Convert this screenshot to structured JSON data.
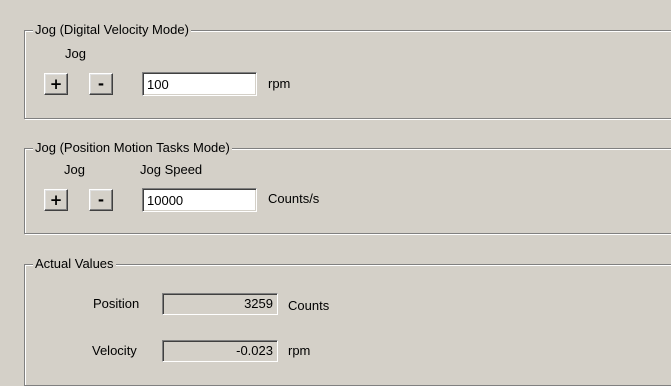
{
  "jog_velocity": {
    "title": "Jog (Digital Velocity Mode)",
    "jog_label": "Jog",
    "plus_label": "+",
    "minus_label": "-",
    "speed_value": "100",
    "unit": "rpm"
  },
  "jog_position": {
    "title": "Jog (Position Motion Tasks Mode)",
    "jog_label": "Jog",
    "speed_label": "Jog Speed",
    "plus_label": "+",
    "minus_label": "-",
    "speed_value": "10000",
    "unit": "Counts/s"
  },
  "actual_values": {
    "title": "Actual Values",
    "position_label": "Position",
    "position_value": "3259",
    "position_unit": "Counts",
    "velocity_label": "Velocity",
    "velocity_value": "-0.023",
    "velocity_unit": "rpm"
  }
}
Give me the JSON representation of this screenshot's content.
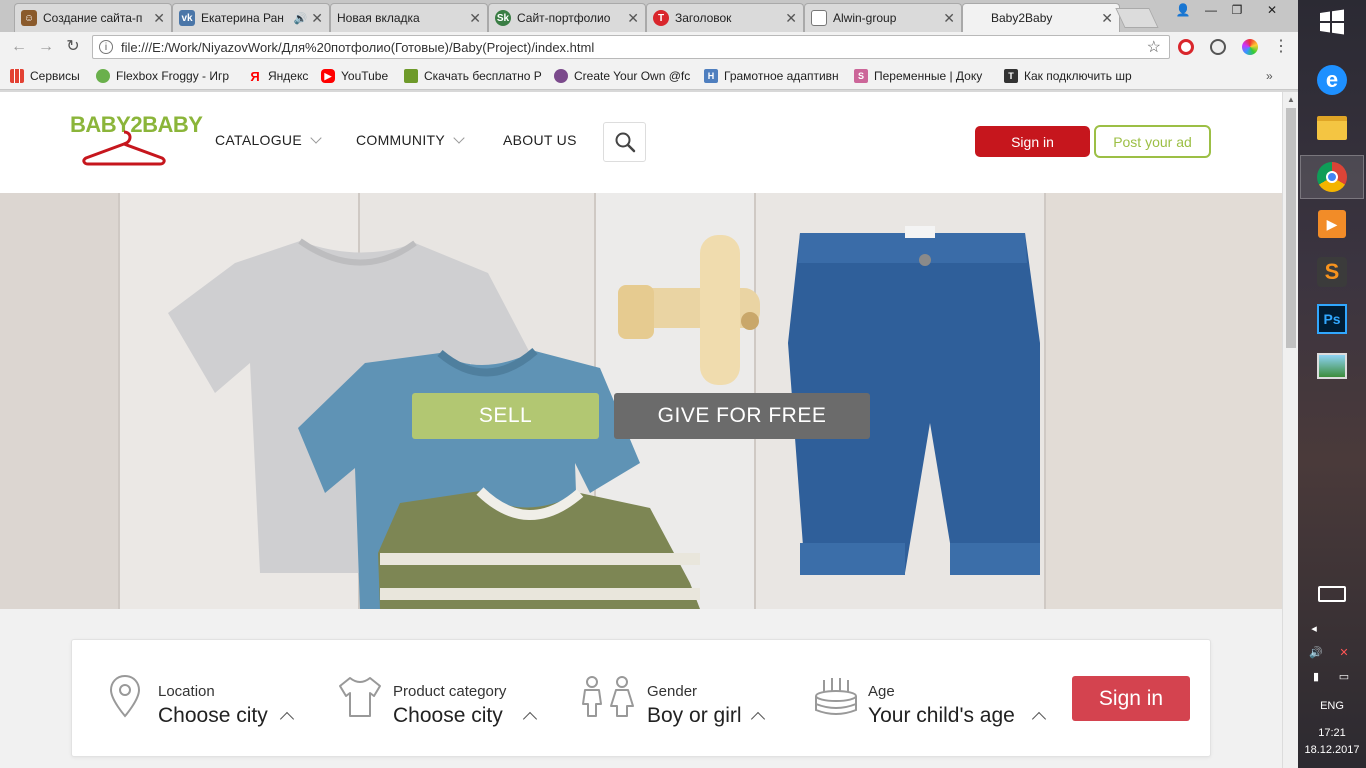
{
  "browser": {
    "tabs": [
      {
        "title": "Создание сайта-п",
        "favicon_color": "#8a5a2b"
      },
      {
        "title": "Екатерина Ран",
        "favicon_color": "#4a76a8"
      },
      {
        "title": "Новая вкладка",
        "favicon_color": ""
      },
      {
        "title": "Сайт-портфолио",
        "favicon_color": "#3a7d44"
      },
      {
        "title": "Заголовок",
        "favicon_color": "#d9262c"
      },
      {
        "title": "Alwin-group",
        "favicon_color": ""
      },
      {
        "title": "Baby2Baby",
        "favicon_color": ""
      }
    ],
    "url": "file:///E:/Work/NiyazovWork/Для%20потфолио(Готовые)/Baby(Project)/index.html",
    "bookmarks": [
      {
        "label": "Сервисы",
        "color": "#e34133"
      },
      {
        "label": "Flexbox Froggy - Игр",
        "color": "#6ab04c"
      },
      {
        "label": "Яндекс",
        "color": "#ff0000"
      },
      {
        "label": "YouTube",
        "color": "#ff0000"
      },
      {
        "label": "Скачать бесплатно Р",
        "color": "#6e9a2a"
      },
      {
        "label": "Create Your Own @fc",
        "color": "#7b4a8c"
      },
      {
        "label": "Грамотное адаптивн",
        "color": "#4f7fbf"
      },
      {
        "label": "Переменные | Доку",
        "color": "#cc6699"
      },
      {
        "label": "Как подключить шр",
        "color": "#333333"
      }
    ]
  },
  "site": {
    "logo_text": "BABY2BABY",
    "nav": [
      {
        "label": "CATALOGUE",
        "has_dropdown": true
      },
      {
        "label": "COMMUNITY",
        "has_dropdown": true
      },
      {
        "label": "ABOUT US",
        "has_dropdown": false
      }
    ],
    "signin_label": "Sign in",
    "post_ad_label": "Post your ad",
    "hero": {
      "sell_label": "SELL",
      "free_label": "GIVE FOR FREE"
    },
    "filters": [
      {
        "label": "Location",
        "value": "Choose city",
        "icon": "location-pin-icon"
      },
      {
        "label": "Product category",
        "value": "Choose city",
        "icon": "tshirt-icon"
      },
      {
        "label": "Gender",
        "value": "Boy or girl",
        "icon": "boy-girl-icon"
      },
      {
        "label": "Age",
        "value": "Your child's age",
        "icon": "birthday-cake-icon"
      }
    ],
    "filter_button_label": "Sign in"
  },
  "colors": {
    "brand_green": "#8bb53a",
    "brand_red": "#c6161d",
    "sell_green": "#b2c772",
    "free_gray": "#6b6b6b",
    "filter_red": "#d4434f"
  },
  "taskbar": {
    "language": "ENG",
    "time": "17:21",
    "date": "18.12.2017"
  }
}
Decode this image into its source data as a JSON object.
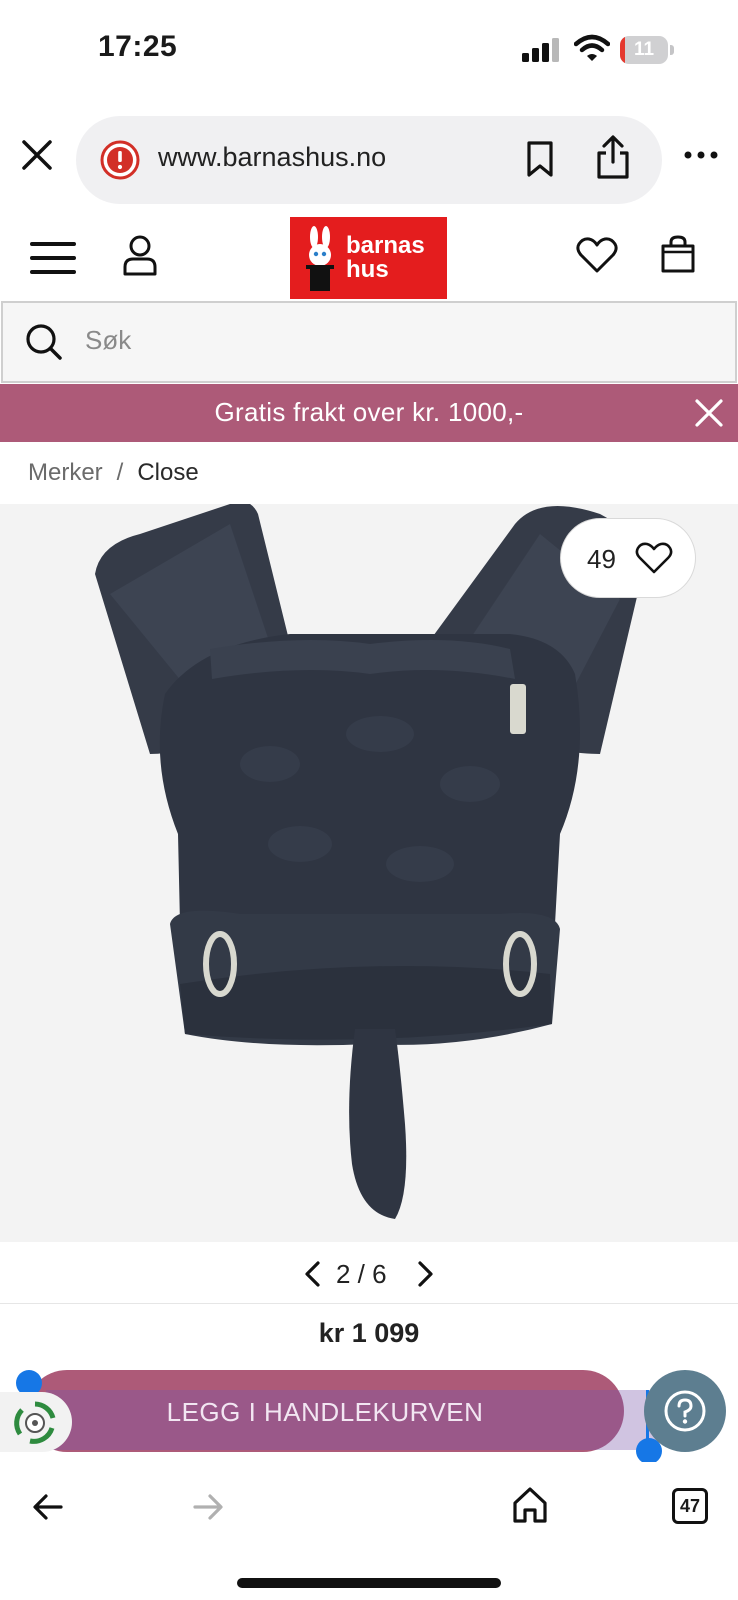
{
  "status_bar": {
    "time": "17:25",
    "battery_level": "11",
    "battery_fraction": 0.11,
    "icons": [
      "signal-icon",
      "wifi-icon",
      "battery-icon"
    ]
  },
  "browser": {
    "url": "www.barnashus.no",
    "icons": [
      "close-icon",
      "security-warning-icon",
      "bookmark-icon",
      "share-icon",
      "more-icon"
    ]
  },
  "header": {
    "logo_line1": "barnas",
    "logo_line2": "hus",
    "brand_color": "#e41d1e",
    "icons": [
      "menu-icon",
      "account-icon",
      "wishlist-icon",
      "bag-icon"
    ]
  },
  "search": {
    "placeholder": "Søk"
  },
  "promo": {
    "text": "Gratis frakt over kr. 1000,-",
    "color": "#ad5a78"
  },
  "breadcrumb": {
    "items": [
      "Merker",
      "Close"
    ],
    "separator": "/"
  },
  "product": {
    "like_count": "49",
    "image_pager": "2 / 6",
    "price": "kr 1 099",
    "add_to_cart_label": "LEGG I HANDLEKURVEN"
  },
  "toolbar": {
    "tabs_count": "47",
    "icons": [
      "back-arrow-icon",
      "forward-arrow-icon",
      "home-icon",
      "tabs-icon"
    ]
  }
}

Instructions to follow.
Can you retype every record above exactly, leaving out the pictures?

Problem solution.
Convert this screenshot to structured JSON data.
{
  "jog_velocity": {
    "title": "Jog (Digital Velocity Mode)",
    "jog_label": "Jog",
    "plus_label": "+",
    "minus_label": "-",
    "speed_value": "100",
    "unit": "rpm"
  },
  "jog_position": {
    "title": "Jog (Position Motion Tasks Mode)",
    "jog_label": "Jog",
    "speed_label": "Jog Speed",
    "plus_label": "+",
    "minus_label": "-",
    "speed_value": "10000",
    "unit": "Counts/s"
  },
  "actual_values": {
    "title": "Actual Values",
    "position_label": "Position",
    "position_value": "3259",
    "position_unit": "Counts",
    "velocity_label": "Velocity",
    "velocity_value": "-0.023",
    "velocity_unit": "rpm"
  }
}
Give me the JSON representation of this screenshot's content.
{
  "browser": {
    "tabs": [
      {
        "title": "Создание сайта-п",
        "favicon_color": "#8a5a2b"
      },
      {
        "title": "Екатерина Ран",
        "favicon_color": "#4a76a8"
      },
      {
        "title": "Новая вкладка",
        "favicon_color": ""
      },
      {
        "title": "Сайт-портфолио",
        "favicon_color": "#3a7d44"
      },
      {
        "title": "Заголовок",
        "favicon_color": "#d9262c"
      },
      {
        "title": "Alwin-group",
        "favicon_color": ""
      },
      {
        "title": "Baby2Baby",
        "favicon_color": ""
      }
    ],
    "url": "file:///E:/Work/NiyazovWork/Для%20потфолио(Готовые)/Baby(Project)/index.html",
    "bookmarks": [
      {
        "label": "Сервисы",
        "color": "#e34133"
      },
      {
        "label": "Flexbox Froggy - Игр",
        "color": "#6ab04c"
      },
      {
        "label": "Яндекс",
        "color": "#ff0000"
      },
      {
        "label": "YouTube",
        "color": "#ff0000"
      },
      {
        "label": "Скачать бесплатно Р",
        "color": "#6e9a2a"
      },
      {
        "label": "Create Your Own @fc",
        "color": "#7b4a8c"
      },
      {
        "label": "Грамотное адаптивн",
        "color": "#4f7fbf"
      },
      {
        "label": "Переменные | Доку",
        "color": "#cc6699"
      },
      {
        "label": "Как подключить шр",
        "color": "#333333"
      }
    ]
  },
  "site": {
    "logo_text": "BABY2BABY",
    "nav": [
      {
        "label": "CATALOGUE",
        "has_dropdown": true
      },
      {
        "label": "COMMUNITY",
        "has_dropdown": true
      },
      {
        "label": "ABOUT US",
        "has_dropdown": false
      }
    ],
    "signin_label": "Sign in",
    "post_ad_label": "Post your ad",
    "hero": {
      "sell_label": "SELL",
      "free_label": "GIVE FOR FREE"
    },
    "filters": [
      {
        "label": "Location",
        "value": "Choose city",
        "icon": "location-pin-icon"
      },
      {
        "label": "Product category",
        "value": "Choose city",
        "icon": "tshirt-icon"
      },
      {
        "label": "Gender",
        "value": "Boy or girl",
        "icon": "boy-girl-icon"
      },
      {
        "label": "Age",
        "value": "Your child's age",
        "icon": "birthday-cake-icon"
      }
    ],
    "filter_button_label": "Sign in"
  },
  "colors": {
    "brand_green": "#8bb53a",
    "brand_red": "#c6161d",
    "sell_green": "#b2c772",
    "free_gray": "#6b6b6b",
    "filter_red": "#d4434f"
  },
  "taskbar": {
    "language": "ENG",
    "time": "17:21",
    "date": "18.12.2017"
  }
}
Decode this image into its source data as a JSON object.
{
  "status_bar": {
    "time": "17:25",
    "battery_level": "11",
    "battery_fraction": 0.11,
    "icons": [
      "signal-icon",
      "wifi-icon",
      "battery-icon"
    ]
  },
  "browser": {
    "url": "www.barnashus.no",
    "icons": [
      "close-icon",
      "security-warning-icon",
      "bookmark-icon",
      "share-icon",
      "more-icon"
    ]
  },
  "header": {
    "logo_line1": "barnas",
    "logo_line2": "hus",
    "brand_color": "#e41d1e",
    "icons": [
      "menu-icon",
      "account-icon",
      "wishlist-icon",
      "bag-icon"
    ]
  },
  "search": {
    "placeholder": "Søk"
  },
  "promo": {
    "text": "Gratis frakt over kr. 1000,-",
    "color": "#ad5a78"
  },
  "breadcrumb": {
    "items": [
      "Merker",
      "Close"
    ],
    "separator": "/"
  },
  "product": {
    "like_count": "49",
    "image_pager": "2 / 6",
    "price": "kr 1 099",
    "add_to_cart_label": "LEGG I HANDLEKURVEN"
  },
  "toolbar": {
    "tabs_count": "47",
    "icons": [
      "back-arrow-icon",
      "forward-arrow-icon",
      "home-icon",
      "tabs-icon"
    ]
  }
}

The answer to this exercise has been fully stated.